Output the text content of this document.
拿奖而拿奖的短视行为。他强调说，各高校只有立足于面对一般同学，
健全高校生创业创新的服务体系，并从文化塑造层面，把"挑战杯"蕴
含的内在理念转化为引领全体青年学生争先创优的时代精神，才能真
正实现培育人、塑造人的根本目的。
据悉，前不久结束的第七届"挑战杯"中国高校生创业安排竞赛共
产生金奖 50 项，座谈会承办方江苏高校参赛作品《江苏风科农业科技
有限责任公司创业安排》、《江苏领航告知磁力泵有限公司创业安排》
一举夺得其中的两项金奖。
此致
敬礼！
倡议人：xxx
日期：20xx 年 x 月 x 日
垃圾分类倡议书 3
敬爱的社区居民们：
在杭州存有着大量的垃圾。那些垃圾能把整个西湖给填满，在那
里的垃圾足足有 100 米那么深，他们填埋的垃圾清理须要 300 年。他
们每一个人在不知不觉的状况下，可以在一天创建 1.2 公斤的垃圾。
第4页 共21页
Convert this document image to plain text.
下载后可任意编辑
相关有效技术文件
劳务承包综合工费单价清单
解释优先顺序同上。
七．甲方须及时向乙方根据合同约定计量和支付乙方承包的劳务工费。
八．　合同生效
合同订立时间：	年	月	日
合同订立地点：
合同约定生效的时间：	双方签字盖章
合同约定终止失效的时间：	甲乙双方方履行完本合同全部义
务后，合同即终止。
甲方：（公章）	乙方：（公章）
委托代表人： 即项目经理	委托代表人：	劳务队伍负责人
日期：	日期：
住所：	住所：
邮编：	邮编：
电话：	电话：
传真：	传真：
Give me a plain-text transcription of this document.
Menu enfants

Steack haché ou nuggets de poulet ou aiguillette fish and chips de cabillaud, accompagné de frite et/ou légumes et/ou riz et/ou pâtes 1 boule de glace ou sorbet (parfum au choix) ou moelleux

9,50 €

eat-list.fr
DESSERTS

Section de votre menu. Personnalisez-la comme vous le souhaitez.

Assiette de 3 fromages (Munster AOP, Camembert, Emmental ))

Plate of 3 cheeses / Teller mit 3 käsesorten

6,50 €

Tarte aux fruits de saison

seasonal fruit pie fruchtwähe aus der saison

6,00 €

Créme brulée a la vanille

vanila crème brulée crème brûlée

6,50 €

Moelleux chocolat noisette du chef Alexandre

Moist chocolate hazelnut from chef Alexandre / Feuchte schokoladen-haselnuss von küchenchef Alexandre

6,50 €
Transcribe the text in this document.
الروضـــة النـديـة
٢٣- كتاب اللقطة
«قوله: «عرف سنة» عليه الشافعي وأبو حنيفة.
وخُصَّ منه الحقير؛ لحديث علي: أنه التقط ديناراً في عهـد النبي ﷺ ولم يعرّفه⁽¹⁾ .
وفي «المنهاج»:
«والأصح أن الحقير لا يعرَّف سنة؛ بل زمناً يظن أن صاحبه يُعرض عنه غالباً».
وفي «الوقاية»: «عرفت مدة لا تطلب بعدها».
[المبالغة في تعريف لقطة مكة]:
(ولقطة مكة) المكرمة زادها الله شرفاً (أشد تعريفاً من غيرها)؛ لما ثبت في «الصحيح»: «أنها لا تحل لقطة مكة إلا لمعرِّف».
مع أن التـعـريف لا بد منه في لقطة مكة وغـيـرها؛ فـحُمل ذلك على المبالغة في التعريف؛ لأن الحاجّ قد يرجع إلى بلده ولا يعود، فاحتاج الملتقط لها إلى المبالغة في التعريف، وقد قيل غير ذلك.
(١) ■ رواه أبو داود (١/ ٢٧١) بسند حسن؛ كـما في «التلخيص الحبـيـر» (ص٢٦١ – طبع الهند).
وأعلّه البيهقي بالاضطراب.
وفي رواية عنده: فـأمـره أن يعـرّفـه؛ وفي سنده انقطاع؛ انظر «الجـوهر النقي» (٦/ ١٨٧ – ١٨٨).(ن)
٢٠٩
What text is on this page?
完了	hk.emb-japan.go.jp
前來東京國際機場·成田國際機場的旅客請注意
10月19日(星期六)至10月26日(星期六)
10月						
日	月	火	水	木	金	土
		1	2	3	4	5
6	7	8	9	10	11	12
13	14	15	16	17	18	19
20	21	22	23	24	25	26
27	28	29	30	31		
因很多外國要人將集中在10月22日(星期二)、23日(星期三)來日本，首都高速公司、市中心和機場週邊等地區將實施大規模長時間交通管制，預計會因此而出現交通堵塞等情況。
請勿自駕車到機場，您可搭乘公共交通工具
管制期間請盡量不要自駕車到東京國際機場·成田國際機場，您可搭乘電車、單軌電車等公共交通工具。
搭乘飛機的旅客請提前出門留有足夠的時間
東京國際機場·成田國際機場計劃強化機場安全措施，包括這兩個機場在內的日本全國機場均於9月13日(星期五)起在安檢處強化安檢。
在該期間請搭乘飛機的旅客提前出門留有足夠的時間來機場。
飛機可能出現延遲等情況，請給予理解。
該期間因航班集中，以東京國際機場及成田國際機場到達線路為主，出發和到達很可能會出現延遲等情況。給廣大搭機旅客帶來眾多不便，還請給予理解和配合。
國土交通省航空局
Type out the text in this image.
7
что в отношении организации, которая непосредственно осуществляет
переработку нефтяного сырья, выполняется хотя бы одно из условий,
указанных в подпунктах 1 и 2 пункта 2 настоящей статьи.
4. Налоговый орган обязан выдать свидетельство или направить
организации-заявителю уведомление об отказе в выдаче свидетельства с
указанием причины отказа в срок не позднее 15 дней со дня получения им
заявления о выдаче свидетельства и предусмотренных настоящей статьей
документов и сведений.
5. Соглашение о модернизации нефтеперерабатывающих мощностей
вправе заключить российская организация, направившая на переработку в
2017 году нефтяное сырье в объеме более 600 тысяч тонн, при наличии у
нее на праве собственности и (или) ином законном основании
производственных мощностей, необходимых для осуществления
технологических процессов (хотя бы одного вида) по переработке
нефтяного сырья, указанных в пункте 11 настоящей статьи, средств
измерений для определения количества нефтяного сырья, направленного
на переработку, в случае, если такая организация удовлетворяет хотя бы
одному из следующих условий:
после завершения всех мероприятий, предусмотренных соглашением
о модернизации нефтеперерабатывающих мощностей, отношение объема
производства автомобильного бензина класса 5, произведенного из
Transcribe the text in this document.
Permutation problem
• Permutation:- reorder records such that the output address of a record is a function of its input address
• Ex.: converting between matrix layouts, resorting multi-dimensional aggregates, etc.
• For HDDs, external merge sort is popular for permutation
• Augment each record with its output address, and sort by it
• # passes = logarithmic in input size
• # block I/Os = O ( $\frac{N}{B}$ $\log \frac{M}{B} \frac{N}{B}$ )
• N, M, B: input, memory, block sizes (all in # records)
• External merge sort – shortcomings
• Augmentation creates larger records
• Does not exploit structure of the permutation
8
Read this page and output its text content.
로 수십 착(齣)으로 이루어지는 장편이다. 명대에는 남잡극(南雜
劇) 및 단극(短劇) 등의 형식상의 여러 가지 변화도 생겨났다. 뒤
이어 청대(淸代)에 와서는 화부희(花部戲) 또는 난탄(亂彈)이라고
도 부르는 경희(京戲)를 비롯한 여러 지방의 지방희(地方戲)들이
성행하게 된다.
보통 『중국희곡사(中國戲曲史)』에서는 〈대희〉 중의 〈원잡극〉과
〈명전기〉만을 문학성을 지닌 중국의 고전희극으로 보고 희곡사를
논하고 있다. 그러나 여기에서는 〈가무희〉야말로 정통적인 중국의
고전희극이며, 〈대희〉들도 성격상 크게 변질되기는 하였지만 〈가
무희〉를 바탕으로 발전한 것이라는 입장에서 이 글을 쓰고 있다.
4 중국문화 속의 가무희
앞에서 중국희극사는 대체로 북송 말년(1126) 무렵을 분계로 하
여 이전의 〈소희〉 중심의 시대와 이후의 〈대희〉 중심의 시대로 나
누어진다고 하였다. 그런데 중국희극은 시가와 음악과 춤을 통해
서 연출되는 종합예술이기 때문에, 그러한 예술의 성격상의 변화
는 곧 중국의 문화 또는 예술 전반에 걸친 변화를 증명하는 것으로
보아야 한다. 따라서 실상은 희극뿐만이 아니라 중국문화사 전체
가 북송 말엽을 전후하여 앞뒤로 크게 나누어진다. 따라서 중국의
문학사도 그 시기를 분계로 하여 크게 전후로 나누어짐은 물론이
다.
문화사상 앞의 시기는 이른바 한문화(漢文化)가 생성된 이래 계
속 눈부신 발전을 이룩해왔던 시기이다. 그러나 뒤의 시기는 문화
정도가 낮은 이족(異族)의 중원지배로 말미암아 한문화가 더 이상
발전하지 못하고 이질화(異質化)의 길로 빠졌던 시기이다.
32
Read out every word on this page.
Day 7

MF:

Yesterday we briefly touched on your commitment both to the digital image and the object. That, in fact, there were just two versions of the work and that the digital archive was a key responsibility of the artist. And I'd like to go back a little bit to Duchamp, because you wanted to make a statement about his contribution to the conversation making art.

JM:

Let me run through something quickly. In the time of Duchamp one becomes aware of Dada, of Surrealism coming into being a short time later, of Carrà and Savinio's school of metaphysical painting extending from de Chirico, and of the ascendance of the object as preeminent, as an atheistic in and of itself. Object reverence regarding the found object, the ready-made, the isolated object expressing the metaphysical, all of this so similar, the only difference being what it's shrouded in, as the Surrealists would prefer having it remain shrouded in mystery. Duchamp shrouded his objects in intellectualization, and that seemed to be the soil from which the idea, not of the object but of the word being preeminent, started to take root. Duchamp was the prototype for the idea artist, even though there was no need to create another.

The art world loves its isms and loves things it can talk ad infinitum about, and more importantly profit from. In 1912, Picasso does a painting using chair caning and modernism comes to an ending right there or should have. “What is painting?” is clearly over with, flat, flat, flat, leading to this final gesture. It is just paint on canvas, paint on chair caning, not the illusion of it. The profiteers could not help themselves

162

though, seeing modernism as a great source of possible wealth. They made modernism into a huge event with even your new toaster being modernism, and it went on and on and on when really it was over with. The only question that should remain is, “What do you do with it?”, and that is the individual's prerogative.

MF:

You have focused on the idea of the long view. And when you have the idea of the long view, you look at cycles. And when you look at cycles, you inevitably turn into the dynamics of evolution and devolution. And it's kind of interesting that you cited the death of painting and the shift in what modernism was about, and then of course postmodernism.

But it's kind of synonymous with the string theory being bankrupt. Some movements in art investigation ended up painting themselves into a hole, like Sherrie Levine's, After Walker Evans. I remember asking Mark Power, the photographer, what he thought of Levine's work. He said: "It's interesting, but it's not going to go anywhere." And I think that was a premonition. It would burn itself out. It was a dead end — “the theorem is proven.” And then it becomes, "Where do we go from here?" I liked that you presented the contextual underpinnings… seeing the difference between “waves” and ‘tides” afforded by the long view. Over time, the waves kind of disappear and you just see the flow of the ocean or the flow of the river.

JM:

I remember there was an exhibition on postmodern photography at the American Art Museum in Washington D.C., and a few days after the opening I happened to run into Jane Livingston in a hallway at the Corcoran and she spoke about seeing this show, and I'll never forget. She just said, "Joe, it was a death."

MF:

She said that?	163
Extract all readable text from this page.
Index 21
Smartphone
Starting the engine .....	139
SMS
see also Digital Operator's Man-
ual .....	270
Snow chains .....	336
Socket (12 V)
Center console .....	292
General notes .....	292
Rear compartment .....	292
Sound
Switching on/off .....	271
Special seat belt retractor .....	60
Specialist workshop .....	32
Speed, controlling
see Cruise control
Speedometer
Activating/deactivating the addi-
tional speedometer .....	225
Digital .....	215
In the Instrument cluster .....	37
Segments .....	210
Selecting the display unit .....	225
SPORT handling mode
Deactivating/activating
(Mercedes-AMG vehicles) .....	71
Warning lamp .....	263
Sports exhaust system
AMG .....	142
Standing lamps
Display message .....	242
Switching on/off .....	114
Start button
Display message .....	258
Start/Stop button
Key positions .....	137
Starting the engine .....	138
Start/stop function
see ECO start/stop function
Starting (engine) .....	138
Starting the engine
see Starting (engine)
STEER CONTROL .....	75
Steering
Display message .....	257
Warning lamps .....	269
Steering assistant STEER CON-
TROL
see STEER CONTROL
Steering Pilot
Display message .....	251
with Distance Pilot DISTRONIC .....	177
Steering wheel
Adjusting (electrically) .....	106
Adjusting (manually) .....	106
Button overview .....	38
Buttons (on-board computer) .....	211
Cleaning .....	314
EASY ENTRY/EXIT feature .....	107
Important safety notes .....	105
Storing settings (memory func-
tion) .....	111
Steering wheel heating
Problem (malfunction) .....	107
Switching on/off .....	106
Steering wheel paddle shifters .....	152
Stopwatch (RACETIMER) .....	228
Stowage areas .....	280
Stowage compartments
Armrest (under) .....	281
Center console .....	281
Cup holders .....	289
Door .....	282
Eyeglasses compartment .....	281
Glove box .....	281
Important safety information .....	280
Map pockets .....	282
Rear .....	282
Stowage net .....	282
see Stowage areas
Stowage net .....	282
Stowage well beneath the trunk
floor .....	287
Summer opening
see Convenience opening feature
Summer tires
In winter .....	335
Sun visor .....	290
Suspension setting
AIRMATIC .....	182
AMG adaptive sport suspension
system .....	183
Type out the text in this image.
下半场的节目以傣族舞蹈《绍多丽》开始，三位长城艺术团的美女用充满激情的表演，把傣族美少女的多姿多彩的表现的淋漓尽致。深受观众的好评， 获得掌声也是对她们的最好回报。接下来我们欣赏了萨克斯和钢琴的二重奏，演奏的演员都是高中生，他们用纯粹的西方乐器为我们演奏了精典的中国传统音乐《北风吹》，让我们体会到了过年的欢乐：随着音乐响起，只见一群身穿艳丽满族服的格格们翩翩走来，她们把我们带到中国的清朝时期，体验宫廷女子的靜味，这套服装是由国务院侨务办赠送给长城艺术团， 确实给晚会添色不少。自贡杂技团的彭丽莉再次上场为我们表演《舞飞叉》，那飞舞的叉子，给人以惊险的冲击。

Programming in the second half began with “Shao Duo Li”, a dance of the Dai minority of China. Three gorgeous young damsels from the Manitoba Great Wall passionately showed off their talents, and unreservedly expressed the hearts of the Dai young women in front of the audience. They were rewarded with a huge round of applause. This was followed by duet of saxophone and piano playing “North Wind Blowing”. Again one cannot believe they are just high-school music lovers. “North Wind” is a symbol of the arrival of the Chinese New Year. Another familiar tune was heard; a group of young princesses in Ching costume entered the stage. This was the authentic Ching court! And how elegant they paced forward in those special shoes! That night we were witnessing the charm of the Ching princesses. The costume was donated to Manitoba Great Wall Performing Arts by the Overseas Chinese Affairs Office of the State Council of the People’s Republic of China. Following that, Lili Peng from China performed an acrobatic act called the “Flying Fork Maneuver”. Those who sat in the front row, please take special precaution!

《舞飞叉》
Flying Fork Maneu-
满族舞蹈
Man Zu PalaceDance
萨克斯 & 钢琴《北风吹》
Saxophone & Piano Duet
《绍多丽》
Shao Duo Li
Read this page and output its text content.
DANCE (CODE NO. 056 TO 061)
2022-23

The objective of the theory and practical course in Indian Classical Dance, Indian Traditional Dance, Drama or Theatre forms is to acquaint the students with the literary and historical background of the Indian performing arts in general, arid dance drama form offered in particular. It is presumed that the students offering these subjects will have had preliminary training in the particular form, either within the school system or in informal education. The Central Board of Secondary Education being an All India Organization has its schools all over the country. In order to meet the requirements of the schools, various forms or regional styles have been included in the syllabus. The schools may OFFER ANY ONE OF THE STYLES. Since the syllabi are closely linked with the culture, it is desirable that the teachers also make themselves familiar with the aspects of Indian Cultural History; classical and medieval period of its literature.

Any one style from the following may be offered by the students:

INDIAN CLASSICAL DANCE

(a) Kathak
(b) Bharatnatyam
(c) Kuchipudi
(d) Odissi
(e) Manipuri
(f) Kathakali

---*---

EXERCISE DIRECTIONS
Determine how many lines in the listing above hold the string "message", then write only the number.

WRITTEN SOLUTION
4